Instructions to follow: Wherever the word "twitter" appears in a line, copy that line.

Working data:
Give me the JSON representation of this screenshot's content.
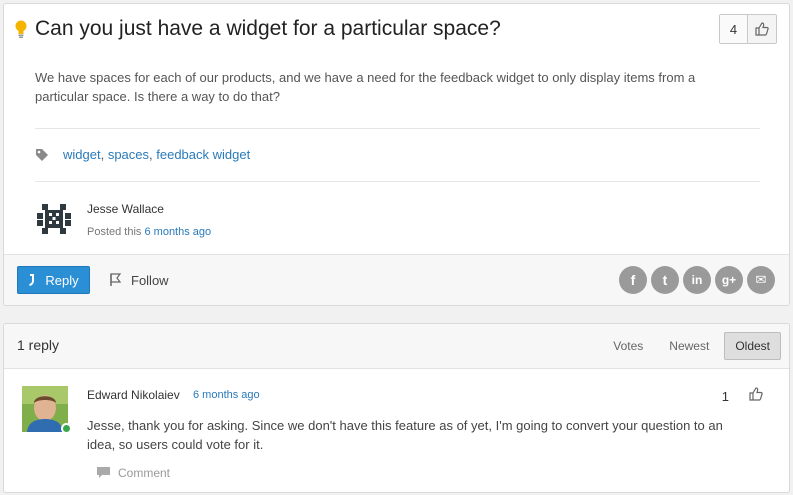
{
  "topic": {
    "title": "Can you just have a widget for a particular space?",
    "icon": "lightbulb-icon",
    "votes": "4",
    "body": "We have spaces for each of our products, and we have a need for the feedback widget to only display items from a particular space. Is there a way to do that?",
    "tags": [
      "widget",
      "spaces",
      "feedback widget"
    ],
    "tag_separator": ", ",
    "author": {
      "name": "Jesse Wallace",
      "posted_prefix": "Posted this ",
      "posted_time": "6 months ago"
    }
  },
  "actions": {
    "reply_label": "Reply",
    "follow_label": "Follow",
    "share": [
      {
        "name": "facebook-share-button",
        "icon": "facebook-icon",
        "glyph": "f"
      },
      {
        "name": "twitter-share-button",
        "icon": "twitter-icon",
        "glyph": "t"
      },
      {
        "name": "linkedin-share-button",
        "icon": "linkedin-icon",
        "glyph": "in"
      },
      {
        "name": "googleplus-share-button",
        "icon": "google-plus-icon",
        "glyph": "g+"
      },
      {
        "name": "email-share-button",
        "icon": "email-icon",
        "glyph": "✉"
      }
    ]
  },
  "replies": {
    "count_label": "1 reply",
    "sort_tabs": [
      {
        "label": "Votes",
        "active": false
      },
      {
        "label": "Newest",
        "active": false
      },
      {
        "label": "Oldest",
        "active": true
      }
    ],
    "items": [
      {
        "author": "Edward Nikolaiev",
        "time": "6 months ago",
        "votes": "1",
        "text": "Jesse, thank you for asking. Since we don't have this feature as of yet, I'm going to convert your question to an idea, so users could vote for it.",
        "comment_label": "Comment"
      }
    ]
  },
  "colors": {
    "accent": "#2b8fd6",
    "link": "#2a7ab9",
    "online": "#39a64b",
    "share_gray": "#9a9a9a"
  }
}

Written answer:
        "name": "twitter-share-button",
        "icon": "twitter-icon",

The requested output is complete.